» What is needed: Return the records exactly as they are.

·····

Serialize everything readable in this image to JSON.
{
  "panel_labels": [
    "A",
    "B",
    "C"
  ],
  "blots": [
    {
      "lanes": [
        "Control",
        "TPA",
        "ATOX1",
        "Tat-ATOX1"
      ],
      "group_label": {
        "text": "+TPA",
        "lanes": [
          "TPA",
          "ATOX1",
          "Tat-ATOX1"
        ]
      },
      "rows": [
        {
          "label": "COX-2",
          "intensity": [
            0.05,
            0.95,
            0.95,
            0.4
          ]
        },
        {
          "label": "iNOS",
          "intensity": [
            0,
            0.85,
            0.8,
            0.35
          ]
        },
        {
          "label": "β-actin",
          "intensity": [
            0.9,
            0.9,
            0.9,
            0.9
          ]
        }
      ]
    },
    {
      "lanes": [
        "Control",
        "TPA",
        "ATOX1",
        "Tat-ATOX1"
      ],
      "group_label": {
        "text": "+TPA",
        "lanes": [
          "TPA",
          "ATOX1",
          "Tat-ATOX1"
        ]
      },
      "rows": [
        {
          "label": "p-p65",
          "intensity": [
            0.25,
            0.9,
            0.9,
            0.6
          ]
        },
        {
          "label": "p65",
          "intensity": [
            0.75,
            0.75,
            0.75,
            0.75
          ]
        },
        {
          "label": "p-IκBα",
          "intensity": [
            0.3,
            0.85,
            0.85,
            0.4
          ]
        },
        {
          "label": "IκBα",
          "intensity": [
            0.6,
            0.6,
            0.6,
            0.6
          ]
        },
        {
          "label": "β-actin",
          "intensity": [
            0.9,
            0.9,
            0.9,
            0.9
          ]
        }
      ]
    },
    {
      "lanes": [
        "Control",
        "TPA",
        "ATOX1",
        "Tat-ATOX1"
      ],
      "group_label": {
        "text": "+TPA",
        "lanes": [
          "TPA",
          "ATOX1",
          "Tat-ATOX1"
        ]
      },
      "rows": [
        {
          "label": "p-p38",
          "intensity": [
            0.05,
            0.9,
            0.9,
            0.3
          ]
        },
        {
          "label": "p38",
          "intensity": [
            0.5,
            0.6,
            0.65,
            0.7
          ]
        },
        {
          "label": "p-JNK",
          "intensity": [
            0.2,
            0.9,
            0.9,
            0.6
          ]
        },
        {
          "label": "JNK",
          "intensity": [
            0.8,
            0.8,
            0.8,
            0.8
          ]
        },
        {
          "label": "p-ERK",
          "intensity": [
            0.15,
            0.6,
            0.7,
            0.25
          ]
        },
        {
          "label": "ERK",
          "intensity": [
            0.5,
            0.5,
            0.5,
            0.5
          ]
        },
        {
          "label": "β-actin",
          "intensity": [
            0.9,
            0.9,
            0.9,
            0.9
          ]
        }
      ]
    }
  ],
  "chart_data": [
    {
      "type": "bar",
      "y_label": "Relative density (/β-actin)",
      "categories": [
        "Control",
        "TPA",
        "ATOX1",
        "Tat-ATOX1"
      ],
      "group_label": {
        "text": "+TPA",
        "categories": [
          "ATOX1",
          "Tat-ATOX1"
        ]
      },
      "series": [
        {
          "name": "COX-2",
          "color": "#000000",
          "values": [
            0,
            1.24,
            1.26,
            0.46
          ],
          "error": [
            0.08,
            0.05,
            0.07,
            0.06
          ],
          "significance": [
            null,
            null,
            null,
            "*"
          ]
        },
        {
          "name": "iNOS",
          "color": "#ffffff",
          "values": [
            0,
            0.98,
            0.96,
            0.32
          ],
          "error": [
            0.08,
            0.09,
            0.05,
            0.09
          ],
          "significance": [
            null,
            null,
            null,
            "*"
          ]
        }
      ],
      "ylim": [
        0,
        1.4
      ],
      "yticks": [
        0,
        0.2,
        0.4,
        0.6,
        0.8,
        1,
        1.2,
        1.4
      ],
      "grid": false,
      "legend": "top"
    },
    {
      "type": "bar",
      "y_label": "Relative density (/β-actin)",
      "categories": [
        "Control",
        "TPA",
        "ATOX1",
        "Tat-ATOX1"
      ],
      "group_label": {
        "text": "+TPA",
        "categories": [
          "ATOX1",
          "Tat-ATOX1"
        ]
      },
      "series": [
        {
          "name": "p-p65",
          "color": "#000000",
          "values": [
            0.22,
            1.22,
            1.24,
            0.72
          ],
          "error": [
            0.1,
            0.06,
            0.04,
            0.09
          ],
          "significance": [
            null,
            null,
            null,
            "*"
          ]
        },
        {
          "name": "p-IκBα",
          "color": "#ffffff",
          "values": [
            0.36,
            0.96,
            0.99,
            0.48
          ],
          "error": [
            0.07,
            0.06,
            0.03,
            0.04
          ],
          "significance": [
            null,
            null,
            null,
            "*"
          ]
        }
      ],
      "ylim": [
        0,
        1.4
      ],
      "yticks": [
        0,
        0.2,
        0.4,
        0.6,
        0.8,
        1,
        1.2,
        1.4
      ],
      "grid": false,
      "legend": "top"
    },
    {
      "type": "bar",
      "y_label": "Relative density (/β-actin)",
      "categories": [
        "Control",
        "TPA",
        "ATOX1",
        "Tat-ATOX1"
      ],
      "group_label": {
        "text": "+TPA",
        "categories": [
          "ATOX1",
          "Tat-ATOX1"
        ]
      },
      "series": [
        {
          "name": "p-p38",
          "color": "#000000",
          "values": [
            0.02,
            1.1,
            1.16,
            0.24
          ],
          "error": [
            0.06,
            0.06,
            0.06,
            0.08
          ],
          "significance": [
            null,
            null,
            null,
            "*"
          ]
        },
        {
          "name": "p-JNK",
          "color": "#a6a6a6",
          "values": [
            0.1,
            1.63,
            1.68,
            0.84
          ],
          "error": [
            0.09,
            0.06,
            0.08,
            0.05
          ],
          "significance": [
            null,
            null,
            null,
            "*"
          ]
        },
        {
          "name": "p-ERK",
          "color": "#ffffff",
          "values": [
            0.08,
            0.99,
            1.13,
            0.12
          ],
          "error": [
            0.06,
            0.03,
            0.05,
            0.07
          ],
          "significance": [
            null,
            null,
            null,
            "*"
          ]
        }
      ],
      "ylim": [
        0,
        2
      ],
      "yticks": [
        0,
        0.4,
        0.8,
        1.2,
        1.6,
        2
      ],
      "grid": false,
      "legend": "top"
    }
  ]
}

·····

» Response:
Serialize everything readable in this image to JSON.
{
  "panel_labels": [
    "A",
    "B",
    "C"
  ],
  "blots": [
    {
      "lanes": [
        "Control",
        "TPA",
        "ATOX1",
        "Tat-ATOX1"
      ],
      "group_label": {
        "text": "+TPA",
        "lanes": [
          "TPA",
          "ATOX1",
          "Tat-ATOX1"
        ]
      },
      "rows": [
        {
          "label": "COX-2",
          "intensity": [
            0.05,
            0.95,
            0.95,
            0.4
          ]
        },
        {
          "label": "iNOS",
          "intensity": [
            0,
            0.85,
            0.8,
            0.35
          ]
        },
        {
          "label": "β-actin",
          "intensity": [
            0.9,
            0.9,
            0.9,
            0.9
          ]
        }
      ]
    },
    {
      "lanes": [
        "Control",
        "TPA",
        "ATOX1",
        "Tat-ATOX1"
      ],
      "group_label": {
        "text": "+TPA",
        "lanes": [
          "TPA",
          "ATOX1",
          "Tat-ATOX1"
        ]
      },
      "rows": [
        {
          "label": "p-p65",
          "intensity": [
            0.25,
            0.9,
            0.9,
            0.6
          ]
        },
        {
          "label": "p65",
          "intensity": [
            0.75,
            0.75,
            0.75,
            0.75
          ]
        },
        {
          "label": "p-IκBα",
          "intensity": [
            0.3,
            0.85,
            0.85,
            0.4
          ]
        },
        {
          "label": "IκBα",
          "intensity": [
            0.6,
            0.6,
            0.6,
            0.6
          ]
        },
        {
          "label": "β-actin",
          "intensity": [
            0.9,
            0.9,
            0.9,
            0.9
          ]
        }
      ]
    },
    {
      "lanes": [
        "Control",
        "TPA",
        "ATOX1",
        "Tat-ATOX1"
      ],
      "group_label": {
        "text": "+TPA",
        "lanes": [
          "TPA",
          "ATOX1",
          "Tat-ATOX1"
        ]
      },
      "rows": [
        {
          "label": "p-p38",
          "intensity": [
            0.05,
            0.9,
            0.9,
            0.3
          ]
        },
        {
          "label": "p38",
          "intensity": [
            0.5,
            0.6,
            0.65,
            0.7
          ]
        },
        {
          "label": "p-JNK",
          "intensity": [
            0.2,
            0.9,
            0.9,
            0.6
          ]
        },
        {
          "label": "JNK",
          "intensity": [
            0.8,
            0.8,
            0.8,
            0.8
          ]
        },
        {
          "label": "p-ERK",
          "intensity": [
            0.15,
            0.6,
            0.7,
            0.25
          ]
        },
        {
          "label": "ERK",
          "intensity": [
            0.5,
            0.5,
            0.5,
            0.5
          ]
        },
        {
          "label": "β-actin",
          "intensity": [
            0.9,
            0.9,
            0.9,
            0.9
          ]
        }
      ]
    }
  ],
  "chart_data": [
    {
      "type": "bar",
      "y_label": "Relative density (/β-actin)",
      "categories": [
        "Control",
        "TPA",
        "ATOX1",
        "Tat-ATOX1"
      ],
      "group_label": {
        "text": "+TPA",
        "categories": [
          "ATOX1",
          "Tat-ATOX1"
        ]
      },
      "series": [
        {
          "name": "COX-2",
          "color": "#000000",
          "values": [
            0,
            1.24,
            1.26,
            0.46
          ],
          "error": [
            0.08,
            0.05,
            0.07,
            0.06
          ],
          "significance": [
            null,
            null,
            null,
            "*"
          ]
        },
        {
          "name": "iNOS",
          "color": "#ffffff",
          "values": [
            0,
            0.98,
            0.96,
            0.32
          ],
          "error": [
            0.08,
            0.09,
            0.05,
            0.09
          ],
          "significance": [
            null,
            null,
            null,
            "*"
          ]
        }
      ],
      "ylim": [
        0,
        1.4
      ],
      "yticks": [
        0,
        0.2,
        0.4,
        0.6,
        0.8,
        1,
        1.2,
        1.4
      ],
      "grid": false,
      "legend": "top"
    },
    {
      "type": "bar",
      "y_label": "Relative density (/β-actin)",
      "categories": [
        "Control",
        "TPA",
        "ATOX1",
        "Tat-ATOX1"
      ],
      "group_label": {
        "text": "+TPA",
        "categories": [
          "ATOX1",
          "Tat-ATOX1"
        ]
      },
      "series": [
        {
          "name": "p-p65",
          "color": "#000000",
          "values": [
            0.22,
            1.22,
            1.24,
            0.72
          ],
          "error": [
            0.1,
            0.06,
            0.04,
            0.09
          ],
          "significance": [
            null,
            null,
            null,
            "*"
          ]
        },
        {
          "name": "p-IκBα",
          "color": "#ffffff",
          "values": [
            0.36,
            0.96,
            0.99,
            0.48
          ],
          "error": [
            0.07,
            0.06,
            0.03,
            0.04
          ],
          "significance": [
            null,
            null,
            null,
            "*"
          ]
        }
      ],
      "ylim": [
        0,
        1.4
      ],
      "yticks": [
        0,
        0.2,
        0.4,
        0.6,
        0.8,
        1,
        1.2,
        1.4
      ],
      "grid": false,
      "legend": "top"
    },
    {
      "type": "bar",
      "y_label": "Relative density (/β-actin)",
      "categories": [
        "Control",
        "TPA",
        "ATOX1",
        "Tat-ATOX1"
      ],
      "group_label": {
        "text": "+TPA",
        "categories": [
          "ATOX1",
          "Tat-ATOX1"
        ]
      },
      "series": [
        {
          "name": "p-p38",
          "color": "#000000",
          "values": [
            0.02,
            1.1,
            1.16,
            0.24
          ],
          "error": [
            0.06,
            0.06,
            0.06,
            0.08
          ],
          "significance": [
            null,
            null,
            null,
            "*"
          ]
        },
        {
          "name": "p-JNK",
          "color": "#a6a6a6",
          "values": [
            0.1,
            1.63,
            1.68,
            0.84
          ],
          "error": [
            0.09,
            0.06,
            0.08,
            0.05
          ],
          "significance": [
            null,
            null,
            null,
            "*"
          ]
        },
        {
          "name": "p-ERK",
          "color": "#ffffff",
          "values": [
            0.08,
            0.99,
            1.13,
            0.12
          ],
          "error": [
            0.06,
            0.03,
            0.05,
            0.07
          ],
          "significance": [
            null,
            null,
            null,
            "*"
          ]
        }
      ],
      "ylim": [
        0,
        2
      ],
      "yticks": [
        0,
        0.4,
        0.8,
        1.2,
        1.6,
        2
      ],
      "grid": false,
      "legend": "top"
    }
  ]
}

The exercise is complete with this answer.